# [Data supplied]
+ + + + +

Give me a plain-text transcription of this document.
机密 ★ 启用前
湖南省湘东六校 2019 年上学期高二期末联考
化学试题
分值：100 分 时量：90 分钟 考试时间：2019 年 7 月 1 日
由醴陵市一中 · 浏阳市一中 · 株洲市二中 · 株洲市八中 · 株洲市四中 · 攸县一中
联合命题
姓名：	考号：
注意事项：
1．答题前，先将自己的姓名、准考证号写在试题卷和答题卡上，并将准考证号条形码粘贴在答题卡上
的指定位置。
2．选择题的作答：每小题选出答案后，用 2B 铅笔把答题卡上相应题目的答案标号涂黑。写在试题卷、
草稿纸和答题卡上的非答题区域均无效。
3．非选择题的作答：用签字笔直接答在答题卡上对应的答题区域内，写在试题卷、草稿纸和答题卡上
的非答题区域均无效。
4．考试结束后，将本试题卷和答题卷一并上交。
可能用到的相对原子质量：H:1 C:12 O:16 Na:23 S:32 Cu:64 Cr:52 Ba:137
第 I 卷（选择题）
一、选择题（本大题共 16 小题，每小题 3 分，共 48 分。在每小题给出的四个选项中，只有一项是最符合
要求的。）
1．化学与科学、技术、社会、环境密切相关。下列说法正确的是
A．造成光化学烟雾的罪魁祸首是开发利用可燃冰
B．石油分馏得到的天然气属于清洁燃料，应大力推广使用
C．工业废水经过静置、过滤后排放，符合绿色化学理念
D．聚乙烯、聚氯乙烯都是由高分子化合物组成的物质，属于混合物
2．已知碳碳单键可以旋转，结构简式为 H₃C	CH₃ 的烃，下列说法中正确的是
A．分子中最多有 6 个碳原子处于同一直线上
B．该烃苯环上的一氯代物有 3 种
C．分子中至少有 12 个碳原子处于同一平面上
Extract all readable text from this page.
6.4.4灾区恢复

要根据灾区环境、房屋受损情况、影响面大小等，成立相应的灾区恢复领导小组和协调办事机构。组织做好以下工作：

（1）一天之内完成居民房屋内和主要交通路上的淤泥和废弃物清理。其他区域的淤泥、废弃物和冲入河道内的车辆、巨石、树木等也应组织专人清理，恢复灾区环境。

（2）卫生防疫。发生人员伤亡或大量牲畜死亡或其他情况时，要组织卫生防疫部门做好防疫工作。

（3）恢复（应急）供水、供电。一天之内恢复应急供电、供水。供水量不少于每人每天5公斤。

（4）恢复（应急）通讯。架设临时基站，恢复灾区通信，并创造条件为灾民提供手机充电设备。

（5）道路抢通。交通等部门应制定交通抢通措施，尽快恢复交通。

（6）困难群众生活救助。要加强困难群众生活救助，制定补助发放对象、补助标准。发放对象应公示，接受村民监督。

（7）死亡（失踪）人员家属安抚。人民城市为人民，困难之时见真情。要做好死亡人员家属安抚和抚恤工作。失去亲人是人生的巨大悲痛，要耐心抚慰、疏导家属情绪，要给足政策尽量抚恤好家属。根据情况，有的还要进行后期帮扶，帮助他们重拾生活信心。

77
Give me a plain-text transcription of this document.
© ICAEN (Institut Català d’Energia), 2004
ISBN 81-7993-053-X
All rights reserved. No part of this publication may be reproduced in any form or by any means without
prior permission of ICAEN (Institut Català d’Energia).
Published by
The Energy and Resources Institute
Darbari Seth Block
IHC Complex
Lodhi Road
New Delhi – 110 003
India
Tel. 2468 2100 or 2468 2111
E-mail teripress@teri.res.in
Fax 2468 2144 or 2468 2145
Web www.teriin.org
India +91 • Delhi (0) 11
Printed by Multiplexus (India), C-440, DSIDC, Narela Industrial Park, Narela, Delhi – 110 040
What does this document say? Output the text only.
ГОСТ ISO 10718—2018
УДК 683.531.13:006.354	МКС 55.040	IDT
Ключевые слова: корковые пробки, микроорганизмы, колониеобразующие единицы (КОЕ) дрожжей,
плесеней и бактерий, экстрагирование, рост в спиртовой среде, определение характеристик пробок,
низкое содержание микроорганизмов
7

+ + + + +

# [Brief]
Copy down the material exactly as written.

# [Reply]
Give me a plain-text transcription of this document.
机密 ★ 启用前
湖南省湘东六校 2019 年上学期高二期末联考
化学试题
分值：100 分 时量：90 分钟 考试时间：2019 年 7 月 1 日
由醴陵市一中 · 浏阳市一中 · 株洲市二中 · 株洲市八中 · 株洲市四中 · 攸县一中
联合命题
姓名：	考号：
注意事项：
1．答题前，先将自己的姓名、准考证号写在试题卷和答题卡上，并将准考证号条形码粘贴在答题卡上
的指定位置。
2．选择题的作答：每小题选出答案后，用 2B 铅笔把答题卡上相应题目的答案标号涂黑。写在试题卷、
草稿纸和答题卡上的非答题区域均无效。
3．非选择题的作答：用签字笔直接答在答题卡上对应的答题区域内，写在试题卷、草稿纸和答题卡上
的非答题区域均无效。
4．考试结束后，将本试题卷和答题卷一并上交。
可能用到的相对原子质量：H:1 C:12 O:16 Na:23 S:32 Cu:64 Cr:52 Ba:137
第 I 卷（选择题）
一、选择题（本大题共 16 小题，每小题 3 分，共 48 分。在每小题给出的四个选项中，只有一项是最符合
要求的。）
1．化学与科学、技术、社会、环境密切相关。下列说法正确的是
A．造成光化学烟雾的罪魁祸首是开发利用可燃冰
B．石油分馏得到的天然气属于清洁燃料，应大力推广使用
C．工业废水经过静置、过滤后排放，符合绿色化学理念
D．聚乙烯、聚氯乙烯都是由高分子化合物组成的物质，属于混合物
2．已知碳碳单键可以旋转，结构简式为 H₃C	CH₃ 的烃，下列说法中正确的是
A．分子中最多有 6 个碳原子处于同一直线上
B．该烃苯环上的一氯代物有 3 种
C．分子中至少有 12 个碳原子处于同一平面上
Extract all readable text from this page.
6.4.4灾区恢复

要根据灾区环境、房屋受损情况、影响面大小等，成立相应的灾区恢复领导小组和协调办事机构。组织做好以下工作：

（1）一天之内完成居民房屋内和主要交通路上的淤泥和废弃物清理。其他区域的淤泥、废弃物和冲入河道内的车辆、巨石、树木等也应组织专人清理，恢复灾区环境。

（2）卫生防疫。发生人员伤亡或大量牲畜死亡或其他情况时，要组织卫生防疫部门做好防疫工作。

（3）恢复（应急）供水、供电。一天之内恢复应急供电、供水。供水量不少于每人每天5公斤。

（4）恢复（应急）通讯。架设临时基站，恢复灾区通信，并创造条件为灾民提供手机充电设备。

（5）道路抢通。交通等部门应制定交通抢通措施，尽快恢复交通。

（6）困难群众生活救助。要加强困难群众生活救助，制定补助发放对象、补助标准。发放对象应公示，接受村民监督。

（7）死亡（失踪）人员家属安抚。人民城市为人民，困难之时见真情。要做好死亡人员家属安抚和抚恤工作。失去亲人是人生的巨大悲痛，要耐心抚慰、疏导家属情绪，要给足政策尽量抚恤好家属。根据情况，有的还要进行后期帮扶，帮助他们重拾生活信心。

77
Give me a plain-text transcription of this document.
© ICAEN (Institut Català d’Energia), 2004
ISBN 81-7993-053-X
All rights reserved. No part of this publication may be reproduced in any form or by any means without
prior permission of ICAEN (Institut Català d’Energia).
Published by
The Energy and Resources Institute
Darbari Seth Block
IHC Complex
Lodhi Road
New Delhi – 110 003
India
Tel. 2468 2100 or 2468 2111
E-mail teripress@teri.res.in
Fax 2468 2144 or 2468 2145
Web www.teriin.org
India +91 • Delhi (0) 11
Printed by Multiplexus (India), C-440, DSIDC, Narela Industrial Park, Narela, Delhi – 110 040
What does this document say? Output the text only.
ГОСТ ISO 10718—2018
УДК 683.531.13:006.354	МКС 55.040	IDT
Ключевые слова: корковые пробки, микроорганизмы, колониеобразующие единицы (КОЕ) дрожжей,
плесеней и бактерий, экстрагирование, рост в спиртовой среде, определение характеристик пробок,
низкое содержание микроорганизмов
7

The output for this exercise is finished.